** BEGIN Provided passage **
Ask HN: Does anyone record themselves while programmming? - segmondy
It&#x27;s a good habit to keep worklogs when programming, some don&#x27;t and their commit log and perhaps code comment might be it.  But lately I have been thinking, what if I recorded every time I programmed, both myself and my screen session and spoke to the computer and captured my thought process.   Sort of like folks do when screencasting but just for personal reference.  I&#x27;m curious if anyone does so and if so, what are the pros and cons you have noticed?
======
macromaniac
Ive done it for 5ish years, the advantages are huge and absolute.
** END Provided passage **
** BEGIN Provided data **
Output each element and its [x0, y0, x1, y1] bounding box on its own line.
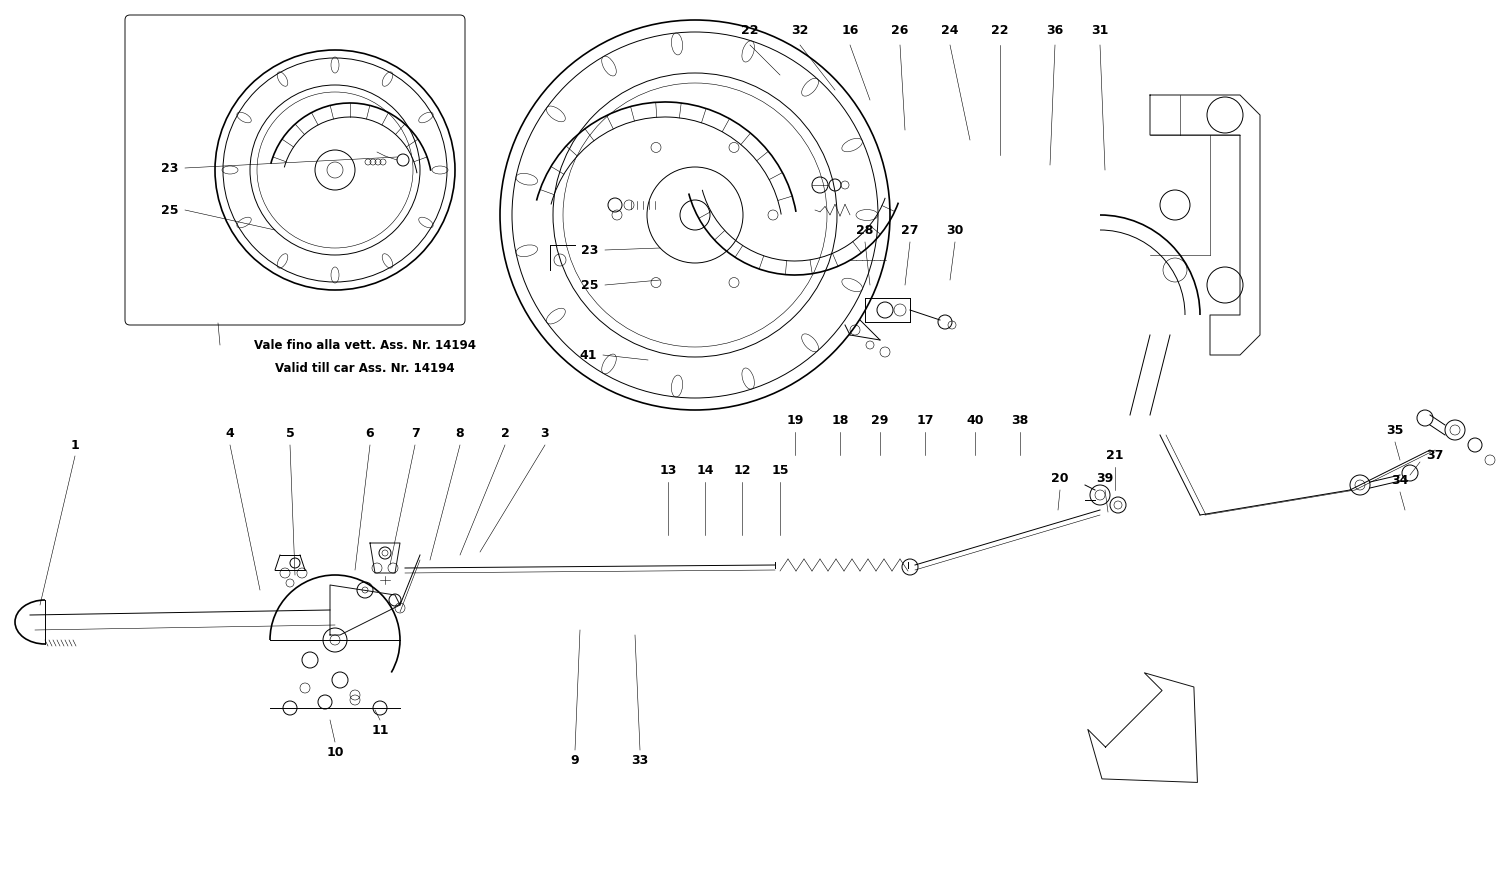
** END Provided data **
Objective:
From the thread about recording yourself while programming, set down the passage that begins at the words "Ask HN: Does" and stops after "you have noticed?", keeping every character unchanged.

Final result:
Ask HN: Does anyone record themselves while programmming? - segmondy
It&#x27;s a good habit to keep worklogs when programming, some don&#x27;t and their commit log and perhaps code comment might be it.  But lately I have been thinking, what if I recorded every time I programmed, both myself and my screen session and spoke to the computer and captured my thought process.   Sort of like folks do when screencasting but just for personal reference.  I&#x27;m curious if anyone does so and if so, what are the pros and cons you have noticed?